Entries from a dataset:
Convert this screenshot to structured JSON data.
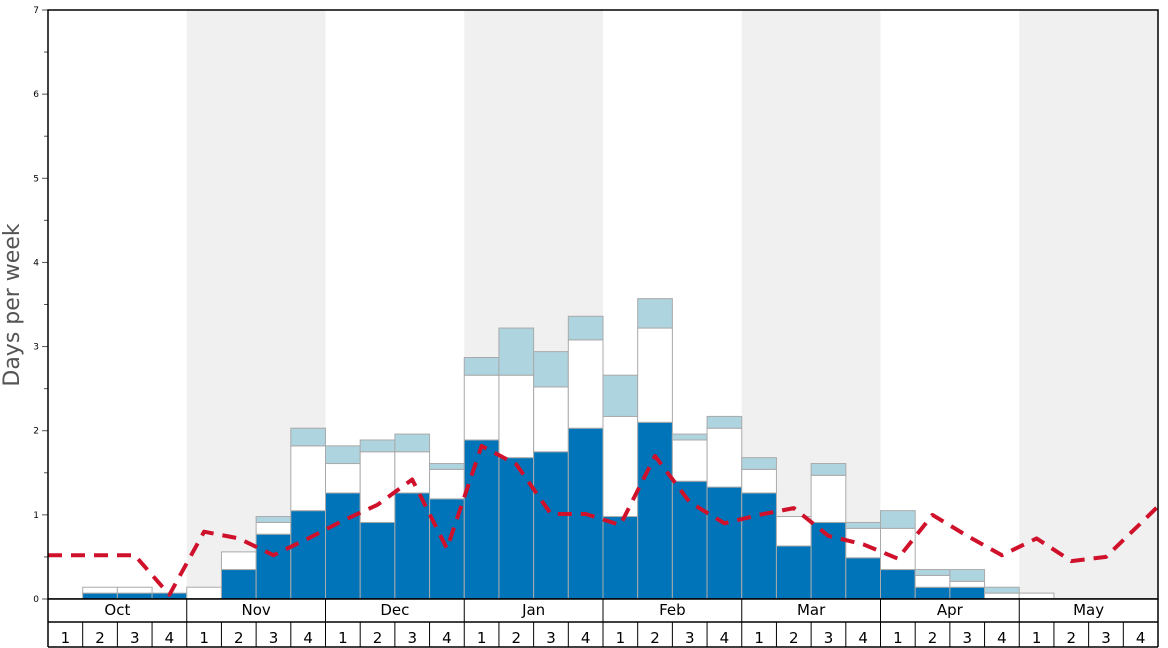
{
  "chart_data": {
    "type": "bar",
    "ylabel": "Days per week",
    "ylim": [
      0,
      7
    ],
    "yticks": [
      0,
      1,
      2,
      3,
      4,
      5,
      6,
      7
    ],
    "months": [
      "Oct",
      "Nov",
      "Dec",
      "Jan",
      "Feb",
      "Mar",
      "Apr",
      "May"
    ],
    "week_labels": [
      "1",
      "2",
      "3",
      "4"
    ],
    "shaded_months": [
      "Nov",
      "Jan",
      "Mar",
      "May"
    ],
    "colors": {
      "bottom": "#0074b8",
      "middle": "#ffffff",
      "top": "#aed4e0",
      "line": "#d0112b",
      "shade": "#f0f0f0",
      "bar_edge": "#aaaaaa"
    },
    "series": [
      {
        "values": [
          0,
          0.07,
          0.07,
          0.07,
          0,
          0.35,
          0.77,
          1.05,
          1.26,
          0.91,
          1.26,
          1.19,
          1.89,
          1.68,
          1.75,
          2.03,
          0.98,
          2.1,
          1.4,
          1.33,
          1.26,
          0.63,
          0.91,
          0.49,
          0.35,
          0.14,
          0.14,
          0,
          0,
          0,
          0,
          0
        ]
      },
      {
        "values": [
          0,
          0.07,
          0.07,
          0,
          0.14,
          0.21,
          0.14,
          0.77,
          0.35,
          0.84,
          0.49,
          0.35,
          0.77,
          0.98,
          0.77,
          1.05,
          1.19,
          1.12,
          0.49,
          0.7,
          0.28,
          0.35,
          0.56,
          0.35,
          0.49,
          0.14,
          0.07,
          0.07,
          0.07,
          0,
          0,
          0
        ]
      },
      {
        "values": [
          0,
          0,
          0,
          0,
          0,
          0,
          0.07,
          0.21,
          0.21,
          0.14,
          0.21,
          0.07,
          0.21,
          0.56,
          0.42,
          0.28,
          0.49,
          0.35,
          0.07,
          0.14,
          0.14,
          0,
          0.14,
          0.07,
          0.21,
          0.07,
          0.14,
          0.07,
          0,
          0,
          0,
          0
        ]
      }
    ],
    "line": {
      "style": "dashed",
      "values": [
        0.52,
        0.52,
        0.52,
        0.05,
        0.8,
        0.72,
        0.52,
        0.72,
        0.93,
        1.12,
        1.42,
        0.6,
        1.82,
        1.6,
        1.01,
        1.01,
        0.88,
        1.7,
        1.15,
        0.9,
        1.0,
        1.08,
        0.75,
        0.65,
        0.48,
        1.0,
        0.75,
        0.52,
        0.72,
        0.45,
        0.5,
        0.9
      ]
    }
  }
}
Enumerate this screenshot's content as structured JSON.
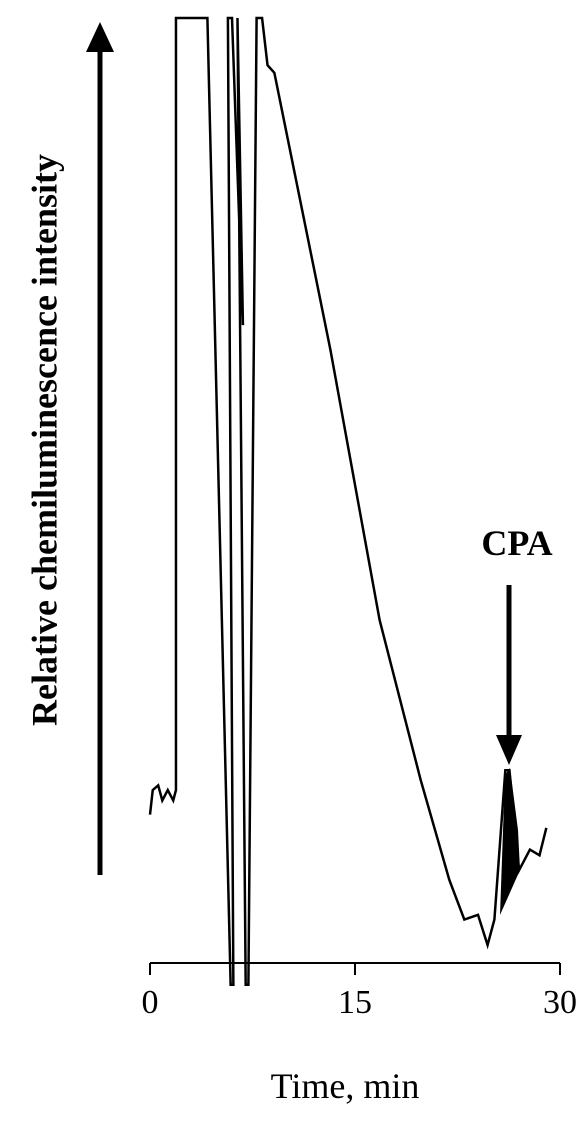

* [TASK]: Work out how many lines of the data above hold the word "screenshot", and write only the count.

* [CORRECT RESULT]: 2